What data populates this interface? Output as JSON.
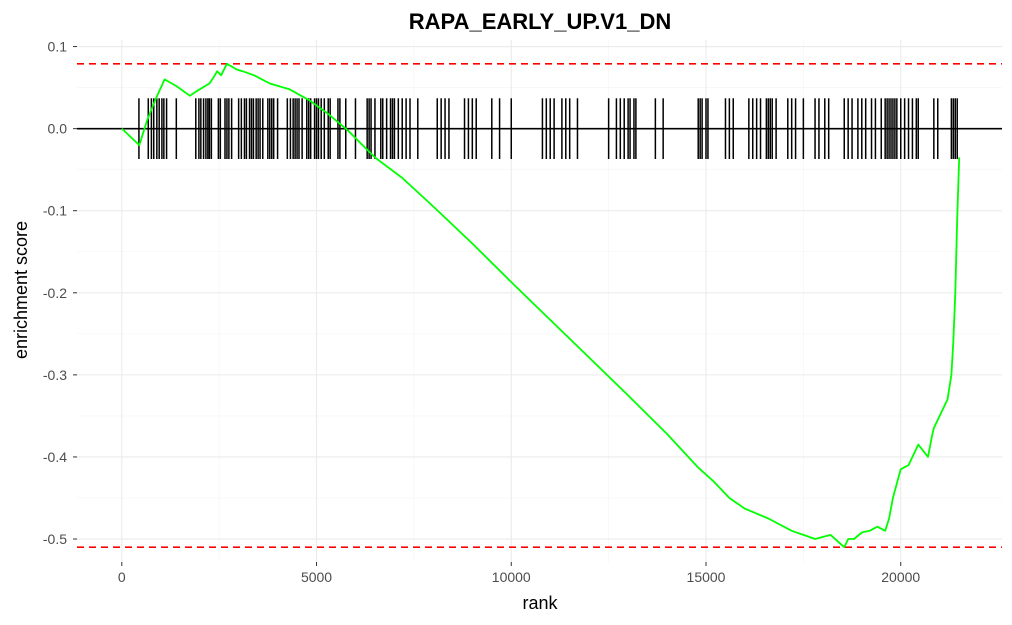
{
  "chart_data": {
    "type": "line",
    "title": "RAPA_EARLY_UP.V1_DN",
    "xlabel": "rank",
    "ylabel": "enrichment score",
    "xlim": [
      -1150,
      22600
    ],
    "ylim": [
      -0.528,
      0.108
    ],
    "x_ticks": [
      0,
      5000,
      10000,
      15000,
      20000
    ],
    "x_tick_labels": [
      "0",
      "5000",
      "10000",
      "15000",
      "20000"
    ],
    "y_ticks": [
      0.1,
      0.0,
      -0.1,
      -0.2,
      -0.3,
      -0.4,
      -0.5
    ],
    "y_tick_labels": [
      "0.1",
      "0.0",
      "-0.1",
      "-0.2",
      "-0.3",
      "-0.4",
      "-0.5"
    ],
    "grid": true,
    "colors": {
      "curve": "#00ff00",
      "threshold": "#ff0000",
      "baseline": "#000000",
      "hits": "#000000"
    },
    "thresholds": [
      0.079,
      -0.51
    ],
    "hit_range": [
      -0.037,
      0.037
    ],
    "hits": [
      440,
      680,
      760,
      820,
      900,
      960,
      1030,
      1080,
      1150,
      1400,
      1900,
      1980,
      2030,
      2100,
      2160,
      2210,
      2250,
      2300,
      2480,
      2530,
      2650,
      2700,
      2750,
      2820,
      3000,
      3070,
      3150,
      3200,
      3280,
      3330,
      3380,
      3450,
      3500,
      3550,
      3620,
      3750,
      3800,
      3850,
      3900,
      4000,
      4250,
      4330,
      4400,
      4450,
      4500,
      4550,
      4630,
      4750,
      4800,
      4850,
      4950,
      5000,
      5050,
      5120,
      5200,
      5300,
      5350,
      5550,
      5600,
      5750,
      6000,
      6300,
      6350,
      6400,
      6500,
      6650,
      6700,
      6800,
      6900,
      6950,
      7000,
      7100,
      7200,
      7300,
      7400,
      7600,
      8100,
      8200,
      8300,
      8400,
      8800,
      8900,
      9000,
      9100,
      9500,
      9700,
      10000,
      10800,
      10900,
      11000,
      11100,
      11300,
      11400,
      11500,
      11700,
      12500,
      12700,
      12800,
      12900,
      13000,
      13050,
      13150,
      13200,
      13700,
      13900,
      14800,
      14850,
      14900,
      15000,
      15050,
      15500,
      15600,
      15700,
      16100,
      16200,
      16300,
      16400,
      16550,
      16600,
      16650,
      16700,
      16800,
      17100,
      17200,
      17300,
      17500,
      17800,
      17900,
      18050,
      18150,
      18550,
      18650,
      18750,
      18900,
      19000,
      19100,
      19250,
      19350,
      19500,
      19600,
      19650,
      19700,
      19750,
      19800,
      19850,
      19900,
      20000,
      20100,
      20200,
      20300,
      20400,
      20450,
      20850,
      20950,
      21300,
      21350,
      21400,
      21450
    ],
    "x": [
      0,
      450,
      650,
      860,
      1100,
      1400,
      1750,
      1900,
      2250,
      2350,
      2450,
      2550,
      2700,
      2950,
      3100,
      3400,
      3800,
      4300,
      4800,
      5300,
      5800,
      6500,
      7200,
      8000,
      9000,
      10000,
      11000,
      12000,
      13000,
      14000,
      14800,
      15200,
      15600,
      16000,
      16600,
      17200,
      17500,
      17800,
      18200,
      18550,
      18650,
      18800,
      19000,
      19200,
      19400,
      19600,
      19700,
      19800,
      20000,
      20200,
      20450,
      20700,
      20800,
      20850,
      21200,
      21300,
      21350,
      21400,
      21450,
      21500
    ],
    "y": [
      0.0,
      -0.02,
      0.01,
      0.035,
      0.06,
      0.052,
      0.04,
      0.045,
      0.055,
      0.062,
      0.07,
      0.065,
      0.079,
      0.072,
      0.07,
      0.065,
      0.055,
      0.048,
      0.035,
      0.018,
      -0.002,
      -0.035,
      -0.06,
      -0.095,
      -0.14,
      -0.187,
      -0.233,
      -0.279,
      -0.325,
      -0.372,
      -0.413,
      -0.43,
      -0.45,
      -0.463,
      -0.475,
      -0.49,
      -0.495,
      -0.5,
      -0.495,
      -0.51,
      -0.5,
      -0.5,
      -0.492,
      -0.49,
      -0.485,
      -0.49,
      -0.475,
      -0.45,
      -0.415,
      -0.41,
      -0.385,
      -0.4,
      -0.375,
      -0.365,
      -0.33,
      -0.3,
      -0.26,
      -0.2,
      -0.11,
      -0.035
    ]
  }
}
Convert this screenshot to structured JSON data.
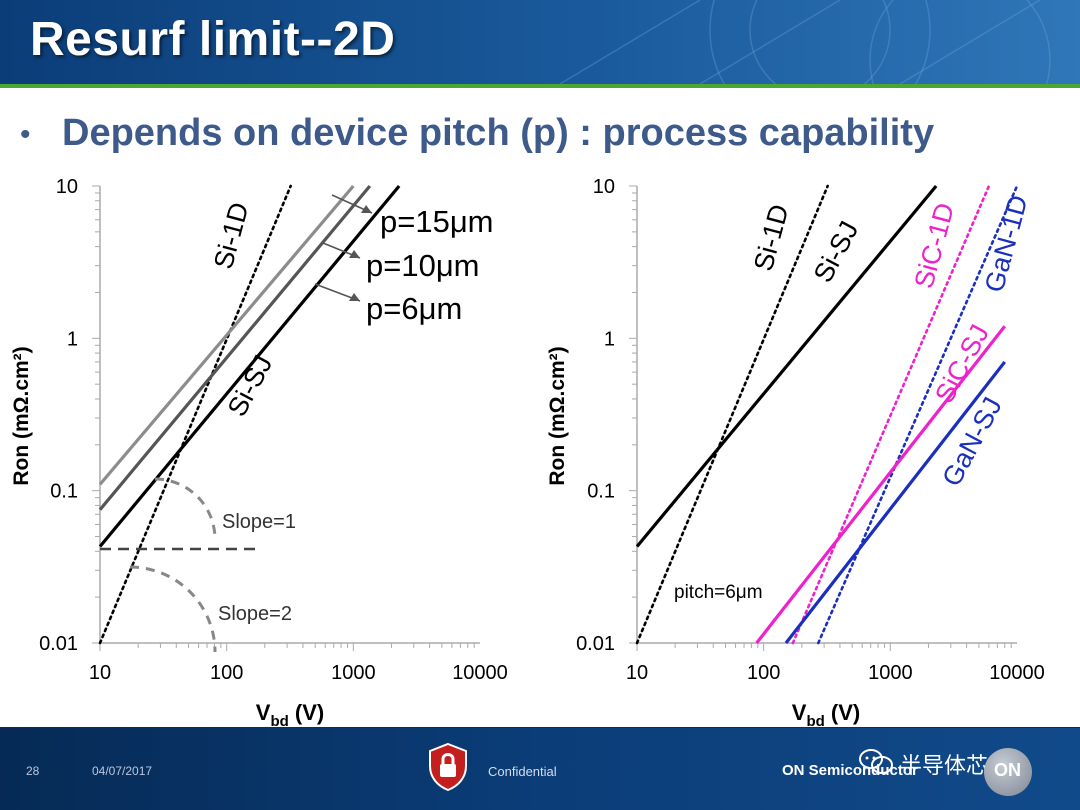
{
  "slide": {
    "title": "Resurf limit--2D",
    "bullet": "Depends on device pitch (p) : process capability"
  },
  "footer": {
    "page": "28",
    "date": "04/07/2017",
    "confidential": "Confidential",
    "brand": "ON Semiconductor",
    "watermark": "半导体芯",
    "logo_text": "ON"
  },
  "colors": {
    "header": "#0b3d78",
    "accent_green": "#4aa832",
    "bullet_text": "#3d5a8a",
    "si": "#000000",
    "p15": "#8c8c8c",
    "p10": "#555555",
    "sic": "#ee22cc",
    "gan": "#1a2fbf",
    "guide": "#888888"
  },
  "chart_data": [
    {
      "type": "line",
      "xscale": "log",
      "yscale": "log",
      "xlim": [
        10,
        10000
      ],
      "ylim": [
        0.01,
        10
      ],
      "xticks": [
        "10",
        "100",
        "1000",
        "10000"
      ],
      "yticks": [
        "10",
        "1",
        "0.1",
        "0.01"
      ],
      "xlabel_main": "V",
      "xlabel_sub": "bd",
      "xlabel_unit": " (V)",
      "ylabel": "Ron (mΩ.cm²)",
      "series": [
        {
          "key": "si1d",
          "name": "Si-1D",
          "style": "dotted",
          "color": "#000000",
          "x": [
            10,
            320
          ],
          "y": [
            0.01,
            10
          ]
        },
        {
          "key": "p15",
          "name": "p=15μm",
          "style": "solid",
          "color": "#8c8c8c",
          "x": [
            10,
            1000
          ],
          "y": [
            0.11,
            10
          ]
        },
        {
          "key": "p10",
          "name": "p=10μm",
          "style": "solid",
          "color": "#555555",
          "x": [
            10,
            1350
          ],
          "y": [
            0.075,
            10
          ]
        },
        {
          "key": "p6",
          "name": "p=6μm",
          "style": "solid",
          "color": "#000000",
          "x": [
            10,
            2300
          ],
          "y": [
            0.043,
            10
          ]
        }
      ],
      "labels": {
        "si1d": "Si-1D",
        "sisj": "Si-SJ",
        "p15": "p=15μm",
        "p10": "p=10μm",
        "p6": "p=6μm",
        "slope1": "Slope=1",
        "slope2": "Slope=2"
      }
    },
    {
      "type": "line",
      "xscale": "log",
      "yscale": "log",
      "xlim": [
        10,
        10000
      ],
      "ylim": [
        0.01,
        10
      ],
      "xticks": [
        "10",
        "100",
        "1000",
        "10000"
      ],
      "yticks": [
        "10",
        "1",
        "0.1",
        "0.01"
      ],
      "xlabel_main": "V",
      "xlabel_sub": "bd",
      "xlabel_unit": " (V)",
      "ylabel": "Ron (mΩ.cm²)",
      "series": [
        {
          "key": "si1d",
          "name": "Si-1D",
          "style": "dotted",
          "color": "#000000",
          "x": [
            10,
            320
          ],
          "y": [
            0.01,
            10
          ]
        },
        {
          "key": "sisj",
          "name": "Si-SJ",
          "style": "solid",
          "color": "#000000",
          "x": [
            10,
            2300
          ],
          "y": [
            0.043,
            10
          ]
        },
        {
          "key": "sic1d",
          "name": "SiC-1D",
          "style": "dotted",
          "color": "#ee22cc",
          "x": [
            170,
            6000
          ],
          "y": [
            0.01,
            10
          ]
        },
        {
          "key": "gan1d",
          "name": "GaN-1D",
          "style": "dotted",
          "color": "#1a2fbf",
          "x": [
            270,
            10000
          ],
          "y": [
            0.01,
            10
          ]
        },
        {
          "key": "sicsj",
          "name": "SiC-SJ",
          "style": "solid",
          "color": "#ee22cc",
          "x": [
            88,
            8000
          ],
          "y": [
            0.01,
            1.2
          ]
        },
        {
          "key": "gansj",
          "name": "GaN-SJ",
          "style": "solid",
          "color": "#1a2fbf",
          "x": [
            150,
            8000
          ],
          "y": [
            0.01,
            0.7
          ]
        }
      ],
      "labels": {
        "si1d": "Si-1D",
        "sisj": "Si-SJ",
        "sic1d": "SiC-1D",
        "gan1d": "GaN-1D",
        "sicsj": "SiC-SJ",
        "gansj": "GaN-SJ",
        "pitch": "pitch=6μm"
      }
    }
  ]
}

◇ ◇ ◇ ◇ ◇

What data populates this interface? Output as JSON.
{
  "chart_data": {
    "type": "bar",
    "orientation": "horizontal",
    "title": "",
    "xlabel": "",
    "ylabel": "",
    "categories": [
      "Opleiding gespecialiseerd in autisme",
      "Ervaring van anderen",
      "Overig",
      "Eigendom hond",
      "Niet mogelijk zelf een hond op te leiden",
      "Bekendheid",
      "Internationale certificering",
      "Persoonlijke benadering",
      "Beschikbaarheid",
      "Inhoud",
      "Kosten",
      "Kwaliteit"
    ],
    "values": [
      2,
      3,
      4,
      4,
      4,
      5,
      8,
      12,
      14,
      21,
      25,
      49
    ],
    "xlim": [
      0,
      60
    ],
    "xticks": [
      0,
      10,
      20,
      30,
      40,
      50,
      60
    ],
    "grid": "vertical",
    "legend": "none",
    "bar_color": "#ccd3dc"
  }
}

◇ ◇ ◇ ◇ ◇

Track down every line holding the string "name" and copy it.

          "name": "Si-1D",
          "name": "p=15μm",
          "name": "p=10μm",
          "name": "p=6μm",
          "name": "Si-1D",
          "name": "Si-SJ",
          "name": "SiC-1D",
          "name": "GaN-1D",
          "name": "SiC-SJ",
          "name": "GaN-SJ",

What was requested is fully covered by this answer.